[Stored data]

==========

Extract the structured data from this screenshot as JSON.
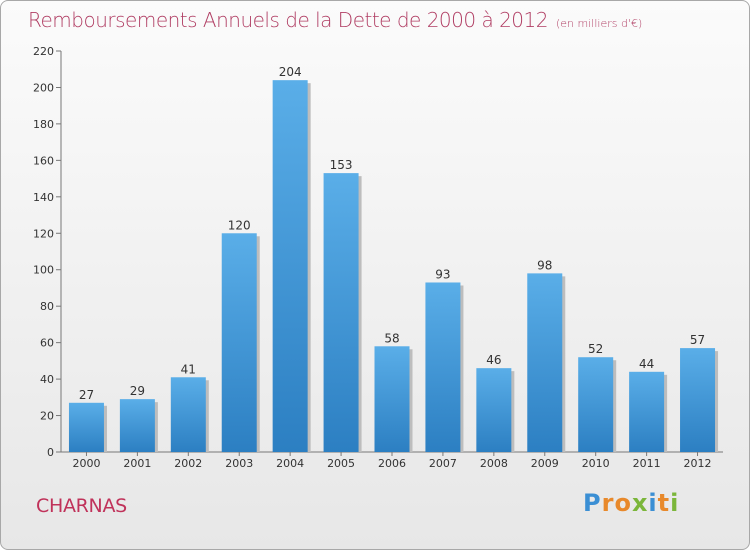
{
  "title": "Remboursements Annuels de la Dette de 2000 à 2012",
  "unit_note": "(en milliers d'€)",
  "commune": "CHARNAS",
  "logo": {
    "text": "Proxiti",
    "letters": [
      {
        "char": "P",
        "color": "#3b8fd4"
      },
      {
        "char": "r",
        "color": "#e8892b"
      },
      {
        "char": "o",
        "color": "#e8892b"
      },
      {
        "char": "x",
        "color": "#7bb63a"
      },
      {
        "char": "i",
        "color": "#3b8fd4"
      },
      {
        "char": "t",
        "color": "#e8892b"
      },
      {
        "char": "i",
        "color": "#7bb63a"
      }
    ]
  },
  "colors": {
    "bar_top": "#5aaee8",
    "bar_bottom": "#2c7fc2",
    "title": "#b03d63"
  },
  "chart_data": {
    "type": "bar",
    "title": "Remboursements Annuels de la Dette de 2000 à 2012",
    "xlabel": "",
    "ylabel": "",
    "categories": [
      "2000",
      "2001",
      "2002",
      "2003",
      "2004",
      "2005",
      "2006",
      "2007",
      "2008",
      "2009",
      "2010",
      "2011",
      "2012"
    ],
    "values": [
      27,
      29,
      41,
      120,
      204,
      153,
      58,
      93,
      46,
      98,
      52,
      44,
      57
    ],
    "ylim": [
      0,
      220
    ],
    "yticks": [
      0,
      20,
      40,
      60,
      80,
      100,
      120,
      140,
      160,
      180,
      200,
      220
    ],
    "grid": false,
    "data_labels": true
  }
}
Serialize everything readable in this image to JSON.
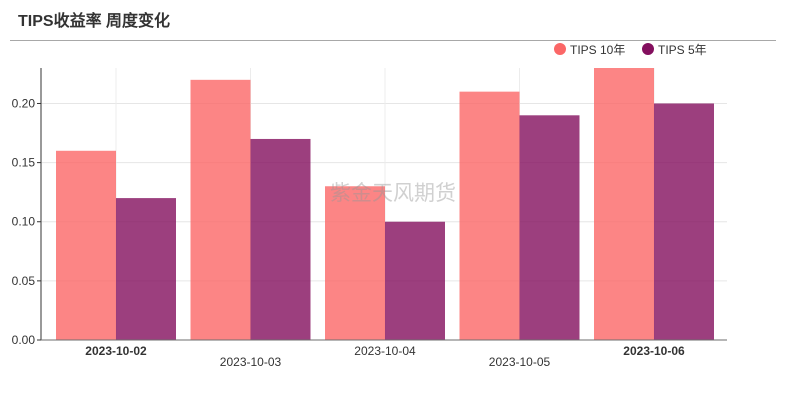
{
  "watermark": "紫金天风期货",
  "chart_data": {
    "type": "bar",
    "title": "TIPS收益率 周度变化",
    "categories": [
      "2023-10-02",
      "2023-10-03",
      "2023-10-04",
      "2023-10-05",
      "2023-10-06"
    ],
    "series": [
      {
        "name": "TIPS 10年",
        "color": "#fb6767",
        "values": [
          0.16,
          0.22,
          0.13,
          0.21,
          0.23
        ]
      },
      {
        "name": "TIPS 5年",
        "color": "#830f5e",
        "values": [
          0.12,
          0.17,
          0.1,
          0.19,
          0.2
        ]
      }
    ],
    "ylim": [
      0,
      0.23
    ],
    "yticks": [
      "0.00",
      "0.05",
      "0.10",
      "0.15",
      "0.20"
    ],
    "grid": true,
    "legend_position": "top-right"
  }
}
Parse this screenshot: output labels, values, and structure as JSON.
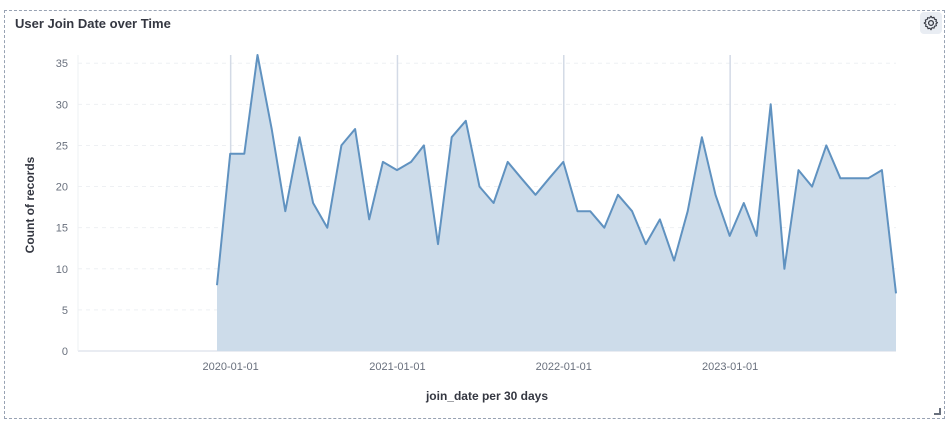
{
  "panel": {
    "title": "User Join Date over Time",
    "settings_icon": "gear-icon",
    "resize_icon": "resize-handle-icon"
  },
  "chart_data": {
    "type": "area",
    "title": "User Join Date over Time",
    "xlabel": "join_date per 30 days",
    "ylabel": "Count of records",
    "x_ticks": [
      "2020-01-01",
      "2021-01-01",
      "2022-01-01",
      "2023-01-01"
    ],
    "y_ticks": [
      0,
      5,
      10,
      15,
      20,
      25,
      30,
      35
    ],
    "ylim": [
      0,
      36
    ],
    "xlim": [
      "2019-01-31",
      "2023-12-31"
    ],
    "grid": true,
    "legend": "none",
    "colors": {
      "line": "#6092c0",
      "fill": "#cddcea"
    },
    "series": [
      {
        "x": [
          "2019-12-02",
          "2019-12-31",
          "2020-01-31",
          "2020-02-29",
          "2020-03-31",
          "2020-04-30",
          "2020-05-31",
          "2020-06-30",
          "2020-07-31",
          "2020-08-31",
          "2020-09-30",
          "2020-10-31",
          "2020-11-30",
          "2020-12-31",
          "2021-01-31",
          "2021-02-28",
          "2021-03-31",
          "2021-04-30",
          "2021-05-31",
          "2021-06-30",
          "2021-07-31",
          "2021-08-31",
          "2021-09-30",
          "2021-10-31",
          "2021-11-30",
          "2021-12-31",
          "2022-01-31",
          "2022-02-28",
          "2022-03-31",
          "2022-04-30",
          "2022-05-31",
          "2022-06-30",
          "2022-07-31",
          "2022-08-31",
          "2022-09-30",
          "2022-10-31",
          "2022-11-30",
          "2022-12-31",
          "2023-01-31",
          "2023-02-28",
          "2023-03-31",
          "2023-04-30",
          "2023-05-31",
          "2023-06-30",
          "2023-07-31",
          "2023-08-31",
          "2023-09-30",
          "2023-10-31",
          "2023-11-30",
          "2023-12-31"
        ],
        "values": [
          8,
          24,
          24,
          36,
          27,
          17,
          26,
          18,
          15,
          25,
          27,
          16,
          23,
          22,
          23,
          25,
          13,
          26,
          28,
          20,
          18,
          23,
          21,
          19,
          21,
          23,
          17,
          17,
          15,
          19,
          17,
          13,
          16,
          11,
          17,
          26,
          19,
          14,
          18,
          14,
          30,
          10,
          22,
          20,
          25,
          21,
          21,
          21,
          22,
          7
        ]
      }
    ]
  }
}
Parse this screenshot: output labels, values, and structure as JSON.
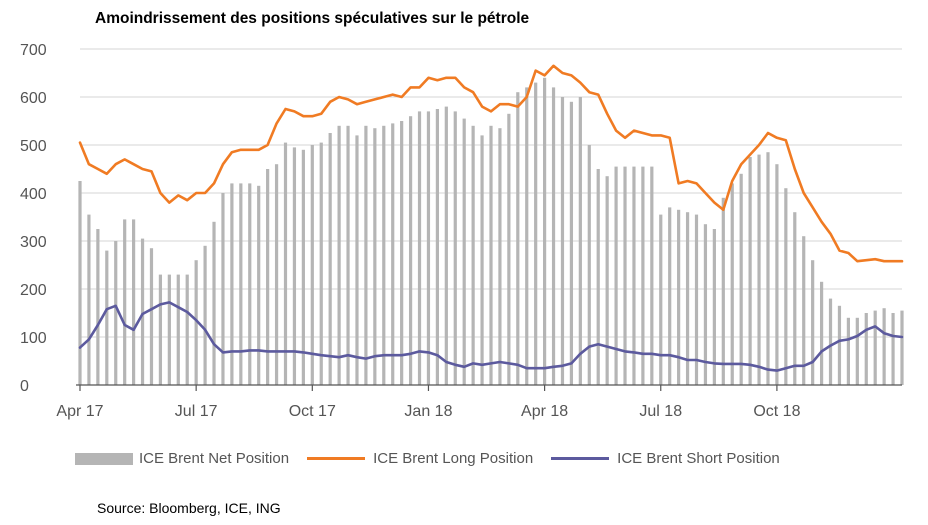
{
  "chart_data": {
    "type": "bar+line",
    "title": "Amoindrissement des positions spéculatives sur le pétrole",
    "source": "Source: Bloomberg, ICE, ING",
    "ylim": [
      0,
      700
    ],
    "yticks": [
      "0",
      "100",
      "200",
      "300",
      "400",
      "500",
      "600",
      "700"
    ],
    "xticks": [
      {
        "label": "Apr 17",
        "x": 0
      },
      {
        "label": "Jul 17",
        "x": 13
      },
      {
        "label": "Oct 17",
        "x": 26
      },
      {
        "label": "Jan 18",
        "x": 39
      },
      {
        "label": "Apr 18",
        "x": 52
      },
      {
        "label": "Jul 18",
        "x": 65
      },
      {
        "label": "Oct 18",
        "x": 78
      }
    ],
    "grid": true,
    "legend_position": "bottom",
    "series": [
      {
        "name": "ICE Brent Net Position",
        "kind": "bar",
        "color": "#b5b5b5",
        "values": [
          425,
          355,
          325,
          280,
          300,
          345,
          345,
          305,
          285,
          230,
          230,
          230,
          230,
          260,
          290,
          340,
          400,
          420,
          420,
          420,
          415,
          450,
          460,
          505,
          495,
          490,
          500,
          505,
          525,
          540,
          540,
          520,
          540,
          535,
          540,
          545,
          550,
          560,
          570,
          570,
          575,
          580,
          570,
          555,
          540,
          520,
          540,
          535,
          565,
          610,
          620,
          630,
          640,
          620,
          600,
          590,
          600,
          500,
          450,
          435,
          455,
          455,
          455,
          455,
          455,
          355,
          370,
          365,
          360,
          355,
          335,
          325,
          390,
          420,
          440,
          475,
          480,
          485,
          460,
          410,
          360,
          310,
          260,
          215,
          180,
          165,
          140,
          140,
          150,
          155,
          160,
          150,
          155
        ]
      },
      {
        "name": "ICE Brent Long Position",
        "kind": "line",
        "color": "#f07b23",
        "values": [
          505,
          460,
          450,
          440,
          460,
          470,
          460,
          450,
          445,
          400,
          380,
          395,
          385,
          400,
          400,
          420,
          460,
          485,
          490,
          490,
          490,
          500,
          545,
          575,
          570,
          560,
          560,
          565,
          590,
          600,
          595,
          585,
          590,
          595,
          600,
          605,
          600,
          620,
          620,
          640,
          635,
          640,
          640,
          620,
          610,
          580,
          570,
          585,
          585,
          580,
          600,
          655,
          645,
          665,
          650,
          645,
          630,
          610,
          605,
          565,
          530,
          515,
          530,
          525,
          520,
          520,
          515,
          420,
          425,
          420,
          400,
          380,
          365,
          425,
          460,
          480,
          500,
          525,
          515,
          510,
          450,
          400,
          370,
          340,
          315,
          280,
          275,
          258,
          260,
          262,
          258,
          258,
          258
        ]
      },
      {
        "name": "ICE Brent Short Position",
        "kind": "line",
        "color": "#5c5a9e",
        "values": [
          78,
          95,
          125,
          158,
          165,
          125,
          115,
          148,
          158,
          168,
          172,
          162,
          152,
          135,
          115,
          85,
          68,
          70,
          70,
          72,
          72,
          70,
          70,
          70,
          70,
          68,
          65,
          62,
          60,
          58,
          62,
          58,
          55,
          60,
          62,
          62,
          62,
          65,
          70,
          68,
          62,
          48,
          42,
          38,
          45,
          42,
          45,
          48,
          45,
          42,
          35,
          35,
          35,
          38,
          40,
          45,
          65,
          80,
          85,
          80,
          75,
          70,
          68,
          65,
          65,
          62,
          62,
          58,
          52,
          52,
          48,
          45,
          44,
          44,
          44,
          42,
          38,
          32,
          30,
          35,
          40,
          40,
          48,
          70,
          82,
          92,
          95,
          102,
          115,
          122,
          108,
          102,
          100
        ]
      }
    ]
  }
}
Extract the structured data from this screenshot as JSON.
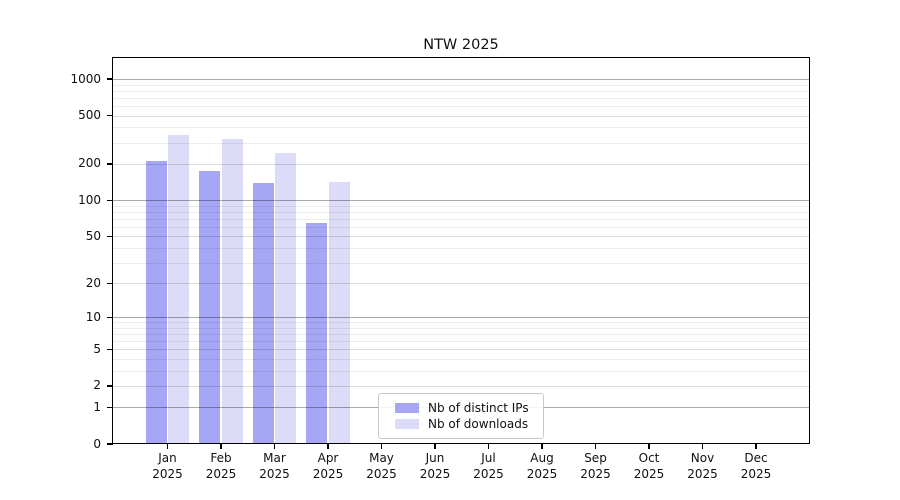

==========

— Objective —
Identify the lines that hold the word "name". Copy every one of them.

— Solution to the exercise —
        "name": "TIPS 10年",
        "name": "TIPS 5年",
        "name": "ICE Brent Net Position",
        "name": "ICE Brent Long Position",
        "name": "ICE Brent Short Position",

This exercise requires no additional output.